*Set problem:* Reproduce the lines below, switching every occurrence of "yellow half" to "gold half" and leaving all other text unchanged.

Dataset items
════════════════

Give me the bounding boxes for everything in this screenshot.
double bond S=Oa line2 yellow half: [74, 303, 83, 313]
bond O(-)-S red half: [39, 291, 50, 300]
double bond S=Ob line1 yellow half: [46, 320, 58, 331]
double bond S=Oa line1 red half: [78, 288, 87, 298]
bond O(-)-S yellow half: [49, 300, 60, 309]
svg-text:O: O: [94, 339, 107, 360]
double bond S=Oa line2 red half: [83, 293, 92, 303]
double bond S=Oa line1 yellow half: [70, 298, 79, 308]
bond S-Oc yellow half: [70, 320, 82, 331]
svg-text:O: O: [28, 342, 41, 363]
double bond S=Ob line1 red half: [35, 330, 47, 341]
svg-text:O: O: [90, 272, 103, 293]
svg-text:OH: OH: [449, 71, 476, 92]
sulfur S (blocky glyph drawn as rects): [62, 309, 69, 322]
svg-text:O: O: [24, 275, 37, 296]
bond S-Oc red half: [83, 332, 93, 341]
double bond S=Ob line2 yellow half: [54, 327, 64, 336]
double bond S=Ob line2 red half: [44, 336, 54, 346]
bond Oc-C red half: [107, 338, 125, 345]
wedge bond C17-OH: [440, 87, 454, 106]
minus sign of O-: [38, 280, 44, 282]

════════════════

*Result of this task:*
Give me the bounding boxes for everything in this screenshot.
double bond S=Oa line2 gold half: [74, 303, 83, 313]
bond O(-)-S red half: [39, 291, 50, 300]
double bond S=Ob line1 gold half: [46, 320, 58, 331]
double bond S=Oa line1 red half: [78, 288, 87, 298]
bond O(-)-S gold half: [49, 300, 60, 309]
svg-text:O: O: [94, 339, 107, 360]
double bond S=Oa line2 red half: [83, 293, 92, 303]
double bond S=Oa line1 gold half: [70, 298, 79, 308]
bond S-Oc gold half: [70, 320, 82, 331]
svg-text:O: O: [28, 342, 41, 363]
double bond S=Ob line1 red half: [35, 330, 47, 341]
svg-text:O: O: [90, 272, 103, 293]
svg-text:OH: OH: [449, 71, 476, 92]
sulfur S (blocky glyph drawn as rects): [62, 309, 69, 322]
svg-text:O: O: [24, 275, 37, 296]
bond S-Oc red half: [83, 332, 93, 341]
double bond S=Ob line2 gold half: [54, 327, 64, 336]
double bond S=Ob line2 red half: [44, 336, 54, 346]
bond Oc-C red half: [107, 338, 125, 345]
wedge bond C17-OH: [440, 87, 454, 106]
minus sign of O-: [38, 280, 44, 282]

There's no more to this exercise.